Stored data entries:
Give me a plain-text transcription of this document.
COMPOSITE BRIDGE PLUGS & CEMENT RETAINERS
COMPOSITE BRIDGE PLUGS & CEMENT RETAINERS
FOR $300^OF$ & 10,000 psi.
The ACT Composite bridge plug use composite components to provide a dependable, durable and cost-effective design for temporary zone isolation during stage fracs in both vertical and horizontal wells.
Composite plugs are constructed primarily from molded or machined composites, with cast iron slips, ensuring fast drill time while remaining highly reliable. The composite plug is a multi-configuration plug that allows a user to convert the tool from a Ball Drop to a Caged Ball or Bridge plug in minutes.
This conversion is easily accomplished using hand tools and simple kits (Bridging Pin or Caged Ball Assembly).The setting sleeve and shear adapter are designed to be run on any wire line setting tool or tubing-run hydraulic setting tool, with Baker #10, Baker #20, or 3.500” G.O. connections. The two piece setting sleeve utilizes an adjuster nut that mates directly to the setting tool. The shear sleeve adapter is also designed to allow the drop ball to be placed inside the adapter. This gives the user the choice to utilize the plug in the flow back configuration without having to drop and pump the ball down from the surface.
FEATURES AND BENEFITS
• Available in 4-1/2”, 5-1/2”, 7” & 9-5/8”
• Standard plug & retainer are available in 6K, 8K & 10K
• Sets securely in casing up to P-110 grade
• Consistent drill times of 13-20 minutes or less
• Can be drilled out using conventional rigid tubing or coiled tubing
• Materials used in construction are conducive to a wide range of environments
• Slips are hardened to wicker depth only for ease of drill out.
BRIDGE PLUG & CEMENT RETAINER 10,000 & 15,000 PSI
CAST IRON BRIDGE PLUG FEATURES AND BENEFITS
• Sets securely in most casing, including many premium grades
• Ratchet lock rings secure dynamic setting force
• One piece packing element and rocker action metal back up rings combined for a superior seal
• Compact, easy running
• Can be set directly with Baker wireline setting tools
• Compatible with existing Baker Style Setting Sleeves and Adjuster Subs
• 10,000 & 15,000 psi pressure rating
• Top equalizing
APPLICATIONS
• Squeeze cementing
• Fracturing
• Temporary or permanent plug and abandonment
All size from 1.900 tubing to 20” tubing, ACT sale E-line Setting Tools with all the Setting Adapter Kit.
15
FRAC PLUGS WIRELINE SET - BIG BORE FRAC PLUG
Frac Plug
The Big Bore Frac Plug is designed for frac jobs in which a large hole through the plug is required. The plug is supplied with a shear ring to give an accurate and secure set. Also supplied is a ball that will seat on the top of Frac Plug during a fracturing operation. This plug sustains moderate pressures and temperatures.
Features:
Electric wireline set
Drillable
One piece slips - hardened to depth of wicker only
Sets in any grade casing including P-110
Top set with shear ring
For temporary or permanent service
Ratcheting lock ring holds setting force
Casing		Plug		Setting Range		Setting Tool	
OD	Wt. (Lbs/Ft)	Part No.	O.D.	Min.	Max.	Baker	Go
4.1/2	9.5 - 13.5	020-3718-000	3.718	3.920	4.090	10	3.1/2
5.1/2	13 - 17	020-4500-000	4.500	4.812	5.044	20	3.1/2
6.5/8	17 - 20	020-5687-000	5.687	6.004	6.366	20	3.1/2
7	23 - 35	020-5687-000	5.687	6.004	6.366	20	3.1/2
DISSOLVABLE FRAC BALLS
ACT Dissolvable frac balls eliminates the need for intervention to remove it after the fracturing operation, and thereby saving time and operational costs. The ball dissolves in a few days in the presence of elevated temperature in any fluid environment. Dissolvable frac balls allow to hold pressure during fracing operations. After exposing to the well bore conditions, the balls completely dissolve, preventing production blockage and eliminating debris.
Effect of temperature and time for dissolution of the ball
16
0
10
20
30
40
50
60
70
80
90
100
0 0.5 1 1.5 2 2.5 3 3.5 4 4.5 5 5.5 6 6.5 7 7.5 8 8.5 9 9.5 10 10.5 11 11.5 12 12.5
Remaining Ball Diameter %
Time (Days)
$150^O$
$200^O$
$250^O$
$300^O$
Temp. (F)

YOUR TASK:
Extract the full set of entries word for word.

SOLVED PROBLEM:
Give me a plain-text transcription of this document.
COMPOSITE BRIDGE PLUGS & CEMENT RETAINERS
COMPOSITE BRIDGE PLUGS & CEMENT RETAINERS
FOR $300^OF$ & 10,000 psi.
The ACT Composite bridge plug use composite components to provide a dependable, durable and cost-effective design for temporary zone isolation during stage fracs in both vertical and horizontal wells.
Composite plugs are constructed primarily from molded or machined composites, with cast iron slips, ensuring fast drill time while remaining highly reliable. The composite plug is a multi-configuration plug that allows a user to convert the tool from a Ball Drop to a Caged Ball or Bridge plug in minutes.
This conversion is easily accomplished using hand tools and simple kits (Bridging Pin or Caged Ball Assembly).The setting sleeve and shear adapter are designed to be run on any wire line setting tool or tubing-run hydraulic setting tool, with Baker #10, Baker #20, or 3.500” G.O. connections. The two piece setting sleeve utilizes an adjuster nut that mates directly to the setting tool. The shear sleeve adapter is also designed to allow the drop ball to be placed inside the adapter. This gives the user the choice to utilize the plug in the flow back configuration without having to drop and pump the ball down from the surface.
FEATURES AND BENEFITS
• Available in 4-1/2”, 5-1/2”, 7” & 9-5/8”
• Standard plug & retainer are available in 6K, 8K & 10K
• Sets securely in casing up to P-110 grade
• Consistent drill times of 13-20 minutes or less
• Can be drilled out using conventional rigid tubing or coiled tubing
• Materials used in construction are conducive to a wide range of environments
• Slips are hardened to wicker depth only for ease of drill out.
BRIDGE PLUG & CEMENT RETAINER 10,000 & 15,000 PSI
CAST IRON BRIDGE PLUG FEATURES AND BENEFITS
• Sets securely in most casing, including many premium grades
• Ratchet lock rings secure dynamic setting force
• One piece packing element and rocker action metal back up rings combined for a superior seal
• Compact, easy running
• Can be set directly with Baker wireline setting tools
• Compatible with existing Baker Style Setting Sleeves and Adjuster Subs
• 10,000 & 15,000 psi pressure rating
• Top equalizing
APPLICATIONS
• Squeeze cementing
• Fracturing
• Temporary or permanent plug and abandonment
All size from 1.900 tubing to 20” tubing, ACT sale E-line Setting Tools with all the Setting Adapter Kit.
15
FRAC PLUGS WIRELINE SET - BIG BORE FRAC PLUG
Frac Plug
The Big Bore Frac Plug is designed for frac jobs in which a large hole through the plug is required. The plug is supplied with a shear ring to give an accurate and secure set. Also supplied is a ball that will seat on the top of Frac Plug during a fracturing operation. This plug sustains moderate pressures and temperatures.
Features:
Electric wireline set
Drillable
One piece slips - hardened to depth of wicker only
Sets in any grade casing including P-110
Top set with shear ring
For temporary or permanent service
Ratcheting lock ring holds setting force
Casing		Plug		Setting Range		Setting Tool	
OD	Wt. (Lbs/Ft)	Part No.	O.D.	Min.	Max.	Baker	Go
4.1/2	9.5 - 13.5	020-3718-000	3.718	3.920	4.090	10	3.1/2
5.1/2	13 - 17	020-4500-000	4.500	4.812	5.044	20	3.1/2
6.5/8	17 - 20	020-5687-000	5.687	6.004	6.366	20	3.1/2
7	23 - 35	020-5687-000	5.687	6.004	6.366	20	3.1/2
DISSOLVABLE FRAC BALLS
ACT Dissolvable frac balls eliminates the need for intervention to remove it after the fracturing operation, and thereby saving time and operational costs. The ball dissolves in a few days in the presence of elevated temperature in any fluid environment. Dissolvable frac balls allow to hold pressure during fracing operations. After exposing to the well bore conditions, the balls completely dissolve, preventing production blockage and eliminating debris.
Effect of temperature and time for dissolution of the ball
16
0
10
20
30
40
50
60
70
80
90
100
0 0.5 1 1.5 2 2.5 3 3.5 4 4.5 5 5.5 6 6.5 7 7.5 8 8.5 9 9.5 10 10.5 11 11.5 12 12.5
Remaining Ball Diameter %
Time (Days)
$150^O$
$200^O$
$250^O$
$300^O$
Temp. (F)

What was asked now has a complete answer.